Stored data
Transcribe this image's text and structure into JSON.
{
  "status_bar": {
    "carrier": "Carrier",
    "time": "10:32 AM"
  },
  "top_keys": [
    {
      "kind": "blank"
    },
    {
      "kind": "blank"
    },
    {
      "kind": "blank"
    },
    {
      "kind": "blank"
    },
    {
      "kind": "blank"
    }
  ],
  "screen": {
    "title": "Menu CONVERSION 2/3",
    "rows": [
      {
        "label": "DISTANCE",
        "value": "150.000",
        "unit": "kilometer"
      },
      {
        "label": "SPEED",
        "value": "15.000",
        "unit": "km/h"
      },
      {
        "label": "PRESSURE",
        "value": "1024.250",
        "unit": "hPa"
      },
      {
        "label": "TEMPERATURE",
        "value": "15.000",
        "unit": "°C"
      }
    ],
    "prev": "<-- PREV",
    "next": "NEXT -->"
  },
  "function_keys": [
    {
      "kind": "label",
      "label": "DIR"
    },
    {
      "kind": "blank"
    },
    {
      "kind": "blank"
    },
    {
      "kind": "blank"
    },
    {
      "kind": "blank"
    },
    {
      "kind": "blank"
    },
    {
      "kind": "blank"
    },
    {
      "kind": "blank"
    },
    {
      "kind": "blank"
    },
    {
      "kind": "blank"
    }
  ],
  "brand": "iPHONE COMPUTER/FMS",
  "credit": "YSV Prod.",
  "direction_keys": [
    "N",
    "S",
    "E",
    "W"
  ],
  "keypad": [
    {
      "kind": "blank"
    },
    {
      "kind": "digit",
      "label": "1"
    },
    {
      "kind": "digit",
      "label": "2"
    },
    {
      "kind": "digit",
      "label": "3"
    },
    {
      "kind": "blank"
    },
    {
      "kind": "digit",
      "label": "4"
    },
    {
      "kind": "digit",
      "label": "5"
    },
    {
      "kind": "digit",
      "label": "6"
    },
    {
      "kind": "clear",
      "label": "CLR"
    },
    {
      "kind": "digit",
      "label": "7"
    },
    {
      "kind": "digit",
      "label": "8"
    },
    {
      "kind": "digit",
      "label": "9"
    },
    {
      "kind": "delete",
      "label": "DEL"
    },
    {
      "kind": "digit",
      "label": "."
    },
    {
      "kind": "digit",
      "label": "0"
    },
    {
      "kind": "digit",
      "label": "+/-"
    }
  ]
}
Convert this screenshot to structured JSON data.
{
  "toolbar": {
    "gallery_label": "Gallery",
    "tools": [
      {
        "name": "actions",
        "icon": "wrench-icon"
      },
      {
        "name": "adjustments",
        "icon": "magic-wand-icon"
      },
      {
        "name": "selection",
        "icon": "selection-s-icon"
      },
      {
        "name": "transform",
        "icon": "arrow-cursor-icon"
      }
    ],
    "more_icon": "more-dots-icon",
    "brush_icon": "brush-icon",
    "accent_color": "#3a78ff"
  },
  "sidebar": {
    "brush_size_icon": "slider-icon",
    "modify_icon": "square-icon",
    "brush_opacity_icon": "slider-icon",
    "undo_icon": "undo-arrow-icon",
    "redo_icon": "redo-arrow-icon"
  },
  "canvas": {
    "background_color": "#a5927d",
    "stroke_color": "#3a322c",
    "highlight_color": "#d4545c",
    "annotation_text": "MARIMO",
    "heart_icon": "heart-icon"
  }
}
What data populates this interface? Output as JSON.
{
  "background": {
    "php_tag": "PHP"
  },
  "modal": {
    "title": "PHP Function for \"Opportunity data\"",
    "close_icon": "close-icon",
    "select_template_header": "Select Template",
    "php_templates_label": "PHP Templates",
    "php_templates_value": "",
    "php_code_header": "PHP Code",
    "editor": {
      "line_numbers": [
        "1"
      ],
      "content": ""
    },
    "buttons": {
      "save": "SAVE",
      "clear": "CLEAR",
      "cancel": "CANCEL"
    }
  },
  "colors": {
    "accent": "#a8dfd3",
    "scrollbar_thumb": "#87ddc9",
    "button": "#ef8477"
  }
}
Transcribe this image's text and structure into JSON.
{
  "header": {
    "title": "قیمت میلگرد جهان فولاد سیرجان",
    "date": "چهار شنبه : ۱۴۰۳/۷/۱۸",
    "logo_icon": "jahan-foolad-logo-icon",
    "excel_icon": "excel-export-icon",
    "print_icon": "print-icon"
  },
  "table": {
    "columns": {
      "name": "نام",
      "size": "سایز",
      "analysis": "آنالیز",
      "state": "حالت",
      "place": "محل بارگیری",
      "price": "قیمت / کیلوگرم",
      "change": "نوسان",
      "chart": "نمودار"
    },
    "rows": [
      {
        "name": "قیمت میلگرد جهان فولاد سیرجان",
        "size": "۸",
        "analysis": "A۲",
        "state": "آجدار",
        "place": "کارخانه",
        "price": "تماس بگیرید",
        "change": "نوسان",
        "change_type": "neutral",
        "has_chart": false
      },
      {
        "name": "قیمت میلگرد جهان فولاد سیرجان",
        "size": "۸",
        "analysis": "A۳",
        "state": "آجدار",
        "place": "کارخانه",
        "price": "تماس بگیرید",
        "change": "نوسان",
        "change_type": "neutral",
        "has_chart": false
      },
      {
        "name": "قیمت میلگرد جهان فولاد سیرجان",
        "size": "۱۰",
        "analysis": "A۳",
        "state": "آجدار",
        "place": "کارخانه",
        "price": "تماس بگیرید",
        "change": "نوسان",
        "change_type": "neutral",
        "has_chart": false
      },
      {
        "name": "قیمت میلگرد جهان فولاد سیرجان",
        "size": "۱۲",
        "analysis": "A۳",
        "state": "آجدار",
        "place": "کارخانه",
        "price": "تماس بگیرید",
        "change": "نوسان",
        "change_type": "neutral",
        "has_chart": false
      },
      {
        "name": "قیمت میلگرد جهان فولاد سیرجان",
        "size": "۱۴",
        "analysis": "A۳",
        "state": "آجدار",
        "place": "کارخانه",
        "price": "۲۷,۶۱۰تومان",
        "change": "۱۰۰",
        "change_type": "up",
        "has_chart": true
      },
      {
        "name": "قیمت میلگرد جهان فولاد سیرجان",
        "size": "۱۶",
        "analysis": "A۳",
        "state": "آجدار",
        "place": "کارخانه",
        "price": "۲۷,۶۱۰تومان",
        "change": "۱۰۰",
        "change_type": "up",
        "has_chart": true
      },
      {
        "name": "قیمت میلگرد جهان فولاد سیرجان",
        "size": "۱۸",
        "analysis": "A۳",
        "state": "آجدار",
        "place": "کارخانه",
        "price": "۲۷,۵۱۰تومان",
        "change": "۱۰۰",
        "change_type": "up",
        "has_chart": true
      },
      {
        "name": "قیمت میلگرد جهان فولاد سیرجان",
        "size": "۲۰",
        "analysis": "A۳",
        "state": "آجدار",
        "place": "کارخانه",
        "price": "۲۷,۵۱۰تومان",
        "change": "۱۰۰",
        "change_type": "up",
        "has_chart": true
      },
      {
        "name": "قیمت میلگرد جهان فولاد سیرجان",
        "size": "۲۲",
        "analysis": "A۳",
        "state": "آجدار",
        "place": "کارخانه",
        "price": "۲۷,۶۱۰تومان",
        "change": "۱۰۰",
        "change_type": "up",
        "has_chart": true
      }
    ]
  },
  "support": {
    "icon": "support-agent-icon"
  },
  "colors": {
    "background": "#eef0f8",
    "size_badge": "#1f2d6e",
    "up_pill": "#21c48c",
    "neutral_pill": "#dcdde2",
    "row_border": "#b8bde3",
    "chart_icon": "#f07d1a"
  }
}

**YOUR GOAL:**
Give every line of the material again, exactly as it reads.

**FINISHED TASK:**
Transcribe this image's text and structure into JSON.
{
  "status_bar": {
    "carrier": "Carrier",
    "time": "10:32 AM"
  },
  "top_keys": [
    {
      "kind": "blank"
    },
    {
      "kind": "blank"
    },
    {
      "kind": "blank"
    },
    {
      "kind": "blank"
    },
    {
      "kind": "blank"
    }
  ],
  "screen": {
    "title": "Menu CONVERSION 2/3",
    "rows": [
      {
        "label": "DISTANCE",
        "value": "150.000",
        "unit": "kilometer"
      },
      {
        "label": "SPEED",
        "value": "15.000",
        "unit": "km/h"
      },
      {
        "label": "PRESSURE",
        "value": "1024.250",
        "unit": "hPa"
      },
      {
        "label": "TEMPERATURE",
        "value": "15.000",
        "unit": "°C"
      }
    ],
    "prev": "<-- PREV",
    "next": "NEXT -->"
  },
  "function_keys": [
    {
      "kind": "label",
      "label": "DIR"
    },
    {
      "kind": "blank"
    },
    {
      "kind": "blank"
    },
    {
      "kind": "blank"
    },
    {
      "kind": "blank"
    },
    {
      "kind": "blank"
    },
    {
      "kind": "blank"
    },
    {
      "kind": "blank"
    },
    {
      "kind": "blank"
    },
    {
      "kind": "blank"
    }
  ],
  "brand": "iPHONE COMPUTER/FMS",
  "credit": "YSV Prod.",
  "direction_keys": [
    "N",
    "S",
    "E",
    "W"
  ],
  "keypad": [
    {
      "kind": "blank"
    },
    {
      "kind": "digit",
      "label": "1"
    },
    {
      "kind": "digit",
      "label": "2"
    },
    {
      "kind": "digit",
      "label": "3"
    },
    {
      "kind": "blank"
    },
    {
      "kind": "digit",
      "label": "4"
    },
    {
      "kind": "digit",
      "label": "5"
    },
    {
      "kind": "digit",
      "label": "6"
    },
    {
      "kind": "clear",
      "label": "CLR"
    },
    {
      "kind": "digit",
      "label": "7"
    },
    {
      "kind": "digit",
      "label": "8"
    },
    {
      "kind": "digit",
      "label": "9"
    },
    {
      "kind": "delete",
      "label": "DEL"
    },
    {
      "kind": "digit",
      "label": "."
    },
    {
      "kind": "digit",
      "label": "0"
    },
    {
      "kind": "digit",
      "label": "+/-"
    }
  ]
}
Convert this screenshot to structured JSON data.
{
  "toolbar": {
    "gallery_label": "Gallery",
    "tools": [
      {
        "name": "actions",
        "icon": "wrench-icon"
      },
      {
        "name": "adjustments",
        "icon": "magic-wand-icon"
      },
      {
        "name": "selection",
        "icon": "selection-s-icon"
      },
      {
        "name": "transform",
        "icon": "arrow-cursor-icon"
      }
    ],
    "more_icon": "more-dots-icon",
    "brush_icon": "brush-icon",
    "accent_color": "#3a78ff"
  },
  "sidebar": {
    "brush_size_icon": "slider-icon",
    "modify_icon": "square-icon",
    "brush_opacity_icon": "slider-icon",
    "undo_icon": "undo-arrow-icon",
    "redo_icon": "redo-arrow-icon"
  },
  "canvas": {
    "background_color": "#a5927d",
    "stroke_color": "#3a322c",
    "highlight_color": "#d4545c",
    "annotation_text": "MARIMO",
    "heart_icon": "heart-icon"
  }
}
What data populates this interface? Output as JSON.
{
  "background": {
    "php_tag": "PHP"
  },
  "modal": {
    "title": "PHP Function for \"Opportunity data\"",
    "close_icon": "close-icon",
    "select_template_header": "Select Template",
    "php_templates_label": "PHP Templates",
    "php_templates_value": "",
    "php_code_header": "PHP Code",
    "editor": {
      "line_numbers": [
        "1"
      ],
      "content": ""
    },
    "buttons": {
      "save": "SAVE",
      "clear": "CLEAR",
      "cancel": "CANCEL"
    }
  },
  "colors": {
    "accent": "#a8dfd3",
    "scrollbar_thumb": "#87ddc9",
    "button": "#ef8477"
  }
}
Transcribe this image's text and structure into JSON.
{
  "header": {
    "title": "قیمت میلگرد جهان فولاد سیرجان",
    "date": "چهار شنبه : ۱۴۰۳/۷/۱۸",
    "logo_icon": "jahan-foolad-logo-icon",
    "excel_icon": "excel-export-icon",
    "print_icon": "print-icon"
  },
  "table": {
    "columns": {
      "name": "نام",
      "size": "سایز",
      "analysis": "آنالیز",
      "state": "حالت",
      "place": "محل بارگیری",
      "price": "قیمت / کیلوگرم",
      "change": "نوسان",
      "chart": "نمودار"
    },
    "rows": [
      {
        "name": "قیمت میلگرد جهان فولاد سیرجان",
        "size": "۸",
        "analysis": "A۲",
        "state": "آجدار",
        "place": "کارخانه",
        "price": "تماس بگیرید",
        "change": "نوسان",
        "change_type": "neutral",
        "has_chart": false
      },
      {
        "name": "قیمت میلگرد جهان فولاد سیرجان",
        "size": "۸",
        "analysis": "A۳",
        "state": "آجدار",
        "place": "کارخانه",
        "price": "تماس بگیرید",
        "change": "نوسان",
        "change_type": "neutral",
        "has_chart": false
      },
      {
        "name": "قیمت میلگرد جهان فولاد سیرجان",
        "size": "۱۰",
        "analysis": "A۳",
        "state": "آجدار",
        "place": "کارخانه",
        "price": "تماس بگیرید",
        "change": "نوسان",
        "change_type": "neutral",
        "has_chart": false
      },
      {
        "name": "قیمت میلگرد جهان فولاد سیرجان",
        "size": "۱۲",
        "analysis": "A۳",
        "state": "آجدار",
        "place": "کارخانه",
        "price": "تماس بگیرید",
        "change": "نوسان",
        "change_type": "neutral",
        "has_chart": false
      },
      {
        "name": "قیمت میلگرد جهان فولاد سیرجان",
        "size": "۱۴",
        "analysis": "A۳",
        "state": "آجدار",
        "place": "کارخانه",
        "price": "۲۷,۶۱۰تومان",
        "change": "۱۰۰",
        "change_type": "up",
        "has_chart": true
      },
      {
        "name": "قیمت میلگرد جهان فولاد سیرجان",
        "size": "۱۶",
        "analysis": "A۳",
        "state": "آجدار",
        "place": "کارخانه",
        "price": "۲۷,۶۱۰تومان",
        "change": "۱۰۰",
        "change_type": "up",
        "has_chart": true
      },
      {
        "name": "قیمت میلگرد جهان فولاد سیرجان",
        "size": "۱۸",
        "analysis": "A۳",
        "state": "آجدار",
        "place": "کارخانه",
        "price": "۲۷,۵۱۰تومان",
        "change": "۱۰۰",
        "change_type": "up",
        "has_chart": true
      },
      {
        "name": "قیمت میلگرد جهان فولاد سیرجان",
        "size": "۲۰",
        "analysis": "A۳",
        "state": "آجدار",
        "place": "کارخانه",
        "price": "۲۷,۵۱۰تومان",
        "change": "۱۰۰",
        "change_type": "up",
        "has_chart": true
      },
      {
        "name": "قیمت میلگرد جهان فولاد سیرجان",
        "size": "۲۲",
        "analysis": "A۳",
        "state": "آجدار",
        "place": "کارخانه",
        "price": "۲۷,۶۱۰تومان",
        "change": "۱۰۰",
        "change_type": "up",
        "has_chart": true
      }
    ]
  },
  "support": {
    "icon": "support-agent-icon"
  },
  "colors": {
    "background": "#eef0f8",
    "size_badge": "#1f2d6e",
    "up_pill": "#21c48c",
    "neutral_pill": "#dcdde2",
    "row_border": "#b8bde3",
    "chart_icon": "#f07d1a"
  }
}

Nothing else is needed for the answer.